Collect every line that includes the string "screenshot".

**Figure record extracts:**
══════

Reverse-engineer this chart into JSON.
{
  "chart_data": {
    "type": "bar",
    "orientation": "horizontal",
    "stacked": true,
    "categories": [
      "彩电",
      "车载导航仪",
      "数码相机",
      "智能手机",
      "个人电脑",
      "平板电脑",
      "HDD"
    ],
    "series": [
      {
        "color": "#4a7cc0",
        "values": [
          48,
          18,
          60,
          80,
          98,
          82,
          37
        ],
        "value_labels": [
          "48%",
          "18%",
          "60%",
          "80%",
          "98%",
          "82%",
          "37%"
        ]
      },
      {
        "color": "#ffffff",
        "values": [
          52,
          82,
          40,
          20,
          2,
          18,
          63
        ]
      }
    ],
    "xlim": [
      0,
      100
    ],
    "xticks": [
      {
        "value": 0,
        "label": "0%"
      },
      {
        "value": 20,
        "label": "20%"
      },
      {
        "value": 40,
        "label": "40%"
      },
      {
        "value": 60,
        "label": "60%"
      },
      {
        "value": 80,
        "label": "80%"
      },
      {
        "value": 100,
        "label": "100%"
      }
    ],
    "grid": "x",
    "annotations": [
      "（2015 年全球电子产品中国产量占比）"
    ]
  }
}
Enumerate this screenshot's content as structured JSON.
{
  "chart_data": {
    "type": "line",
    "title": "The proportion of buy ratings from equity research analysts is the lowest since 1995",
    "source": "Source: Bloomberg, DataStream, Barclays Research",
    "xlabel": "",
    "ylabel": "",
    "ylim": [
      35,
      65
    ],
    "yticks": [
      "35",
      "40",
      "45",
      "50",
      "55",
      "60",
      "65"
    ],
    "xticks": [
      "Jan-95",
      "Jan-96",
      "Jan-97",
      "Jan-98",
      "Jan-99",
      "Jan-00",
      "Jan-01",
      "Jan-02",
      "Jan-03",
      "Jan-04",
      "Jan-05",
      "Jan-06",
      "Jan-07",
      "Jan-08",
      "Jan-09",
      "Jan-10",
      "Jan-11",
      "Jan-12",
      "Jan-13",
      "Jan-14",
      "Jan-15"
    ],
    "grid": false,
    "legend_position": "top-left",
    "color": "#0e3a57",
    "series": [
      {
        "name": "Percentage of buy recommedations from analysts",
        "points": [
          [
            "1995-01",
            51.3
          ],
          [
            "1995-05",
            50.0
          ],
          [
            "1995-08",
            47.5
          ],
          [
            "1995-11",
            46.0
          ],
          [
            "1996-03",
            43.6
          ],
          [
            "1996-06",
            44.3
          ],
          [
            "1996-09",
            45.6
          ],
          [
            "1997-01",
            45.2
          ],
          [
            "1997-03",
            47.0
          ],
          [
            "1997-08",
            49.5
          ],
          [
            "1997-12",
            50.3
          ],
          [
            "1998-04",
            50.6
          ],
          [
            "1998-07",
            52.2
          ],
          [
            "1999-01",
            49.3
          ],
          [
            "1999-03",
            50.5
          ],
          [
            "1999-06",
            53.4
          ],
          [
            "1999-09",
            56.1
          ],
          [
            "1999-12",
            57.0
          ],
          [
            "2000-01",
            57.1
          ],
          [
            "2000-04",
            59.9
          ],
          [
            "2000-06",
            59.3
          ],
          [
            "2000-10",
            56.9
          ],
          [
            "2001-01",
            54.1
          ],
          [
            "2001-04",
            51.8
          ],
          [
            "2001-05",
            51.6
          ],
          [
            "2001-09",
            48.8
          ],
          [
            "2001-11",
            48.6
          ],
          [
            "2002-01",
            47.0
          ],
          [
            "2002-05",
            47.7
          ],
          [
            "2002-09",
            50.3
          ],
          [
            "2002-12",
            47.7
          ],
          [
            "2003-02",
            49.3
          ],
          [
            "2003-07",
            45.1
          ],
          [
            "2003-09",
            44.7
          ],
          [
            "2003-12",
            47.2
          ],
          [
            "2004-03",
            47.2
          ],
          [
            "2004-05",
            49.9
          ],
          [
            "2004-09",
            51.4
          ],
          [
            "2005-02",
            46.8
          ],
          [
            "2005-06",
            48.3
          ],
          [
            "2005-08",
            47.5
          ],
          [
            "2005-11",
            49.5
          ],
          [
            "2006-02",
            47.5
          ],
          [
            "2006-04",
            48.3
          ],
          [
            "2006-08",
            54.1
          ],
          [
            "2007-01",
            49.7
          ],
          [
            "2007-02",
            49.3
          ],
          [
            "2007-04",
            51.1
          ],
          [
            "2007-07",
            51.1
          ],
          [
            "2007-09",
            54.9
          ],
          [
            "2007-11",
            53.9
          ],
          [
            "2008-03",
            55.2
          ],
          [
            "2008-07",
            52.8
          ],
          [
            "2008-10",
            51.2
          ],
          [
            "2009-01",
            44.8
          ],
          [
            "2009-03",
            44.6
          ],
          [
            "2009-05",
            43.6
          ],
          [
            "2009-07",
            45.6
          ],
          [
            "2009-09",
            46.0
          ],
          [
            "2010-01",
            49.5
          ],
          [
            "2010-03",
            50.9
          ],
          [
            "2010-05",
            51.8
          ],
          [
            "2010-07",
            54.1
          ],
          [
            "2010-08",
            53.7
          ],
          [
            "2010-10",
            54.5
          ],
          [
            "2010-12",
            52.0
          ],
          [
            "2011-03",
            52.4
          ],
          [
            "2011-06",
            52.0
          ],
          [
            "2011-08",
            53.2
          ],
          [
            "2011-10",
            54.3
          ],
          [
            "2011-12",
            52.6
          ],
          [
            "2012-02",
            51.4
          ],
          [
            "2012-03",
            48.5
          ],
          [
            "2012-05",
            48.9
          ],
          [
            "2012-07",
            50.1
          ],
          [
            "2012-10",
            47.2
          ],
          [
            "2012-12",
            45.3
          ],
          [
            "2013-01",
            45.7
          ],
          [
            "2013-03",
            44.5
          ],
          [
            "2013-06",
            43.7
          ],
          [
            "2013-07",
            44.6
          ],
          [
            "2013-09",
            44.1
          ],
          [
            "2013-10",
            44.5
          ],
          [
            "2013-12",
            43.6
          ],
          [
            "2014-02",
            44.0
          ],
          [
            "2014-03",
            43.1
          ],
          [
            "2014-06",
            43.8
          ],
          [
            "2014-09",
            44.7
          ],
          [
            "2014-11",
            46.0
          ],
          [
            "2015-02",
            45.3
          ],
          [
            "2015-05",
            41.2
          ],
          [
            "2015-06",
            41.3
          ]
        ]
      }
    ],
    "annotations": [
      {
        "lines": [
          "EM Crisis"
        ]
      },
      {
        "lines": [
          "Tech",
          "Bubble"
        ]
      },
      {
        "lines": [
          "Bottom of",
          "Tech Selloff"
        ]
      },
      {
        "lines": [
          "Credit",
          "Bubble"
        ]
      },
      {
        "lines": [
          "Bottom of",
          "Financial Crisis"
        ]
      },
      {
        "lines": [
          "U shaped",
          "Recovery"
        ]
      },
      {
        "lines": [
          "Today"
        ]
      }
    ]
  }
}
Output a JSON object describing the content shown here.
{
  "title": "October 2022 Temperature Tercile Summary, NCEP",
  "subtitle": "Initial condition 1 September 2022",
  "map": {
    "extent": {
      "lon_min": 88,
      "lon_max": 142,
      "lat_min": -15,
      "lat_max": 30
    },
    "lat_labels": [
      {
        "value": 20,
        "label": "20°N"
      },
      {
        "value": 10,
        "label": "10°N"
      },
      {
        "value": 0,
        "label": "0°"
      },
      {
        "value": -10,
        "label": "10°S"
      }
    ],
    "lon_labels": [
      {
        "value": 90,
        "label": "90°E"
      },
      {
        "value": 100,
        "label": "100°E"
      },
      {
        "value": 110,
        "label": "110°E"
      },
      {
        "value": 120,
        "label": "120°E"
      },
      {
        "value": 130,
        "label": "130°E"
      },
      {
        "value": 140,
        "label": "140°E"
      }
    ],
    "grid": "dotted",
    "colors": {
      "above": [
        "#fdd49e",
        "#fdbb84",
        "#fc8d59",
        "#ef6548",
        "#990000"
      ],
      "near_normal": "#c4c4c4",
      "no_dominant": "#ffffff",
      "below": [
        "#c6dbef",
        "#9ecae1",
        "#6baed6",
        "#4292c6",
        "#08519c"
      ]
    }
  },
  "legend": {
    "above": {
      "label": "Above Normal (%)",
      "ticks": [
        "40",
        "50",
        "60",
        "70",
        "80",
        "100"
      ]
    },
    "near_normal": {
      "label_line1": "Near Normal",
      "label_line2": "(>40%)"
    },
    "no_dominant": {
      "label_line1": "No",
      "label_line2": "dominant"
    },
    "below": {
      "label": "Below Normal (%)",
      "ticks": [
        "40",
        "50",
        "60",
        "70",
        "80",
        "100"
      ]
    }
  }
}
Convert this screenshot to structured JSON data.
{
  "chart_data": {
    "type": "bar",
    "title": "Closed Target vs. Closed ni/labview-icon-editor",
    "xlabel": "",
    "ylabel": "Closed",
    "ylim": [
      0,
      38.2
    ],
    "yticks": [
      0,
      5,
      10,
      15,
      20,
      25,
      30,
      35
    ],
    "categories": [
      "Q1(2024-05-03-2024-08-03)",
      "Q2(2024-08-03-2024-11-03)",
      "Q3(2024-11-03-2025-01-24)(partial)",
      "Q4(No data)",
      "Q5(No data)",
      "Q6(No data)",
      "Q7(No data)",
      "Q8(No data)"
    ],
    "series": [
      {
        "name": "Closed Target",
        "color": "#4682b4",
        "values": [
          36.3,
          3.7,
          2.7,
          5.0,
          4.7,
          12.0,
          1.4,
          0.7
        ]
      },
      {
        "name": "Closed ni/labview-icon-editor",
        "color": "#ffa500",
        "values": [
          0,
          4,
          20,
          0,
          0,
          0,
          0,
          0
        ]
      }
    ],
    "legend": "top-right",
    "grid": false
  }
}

══════

**Written solution:**
Enumerate this screenshot's content as structured JSON.
Convert this screenshot to structured JSON data.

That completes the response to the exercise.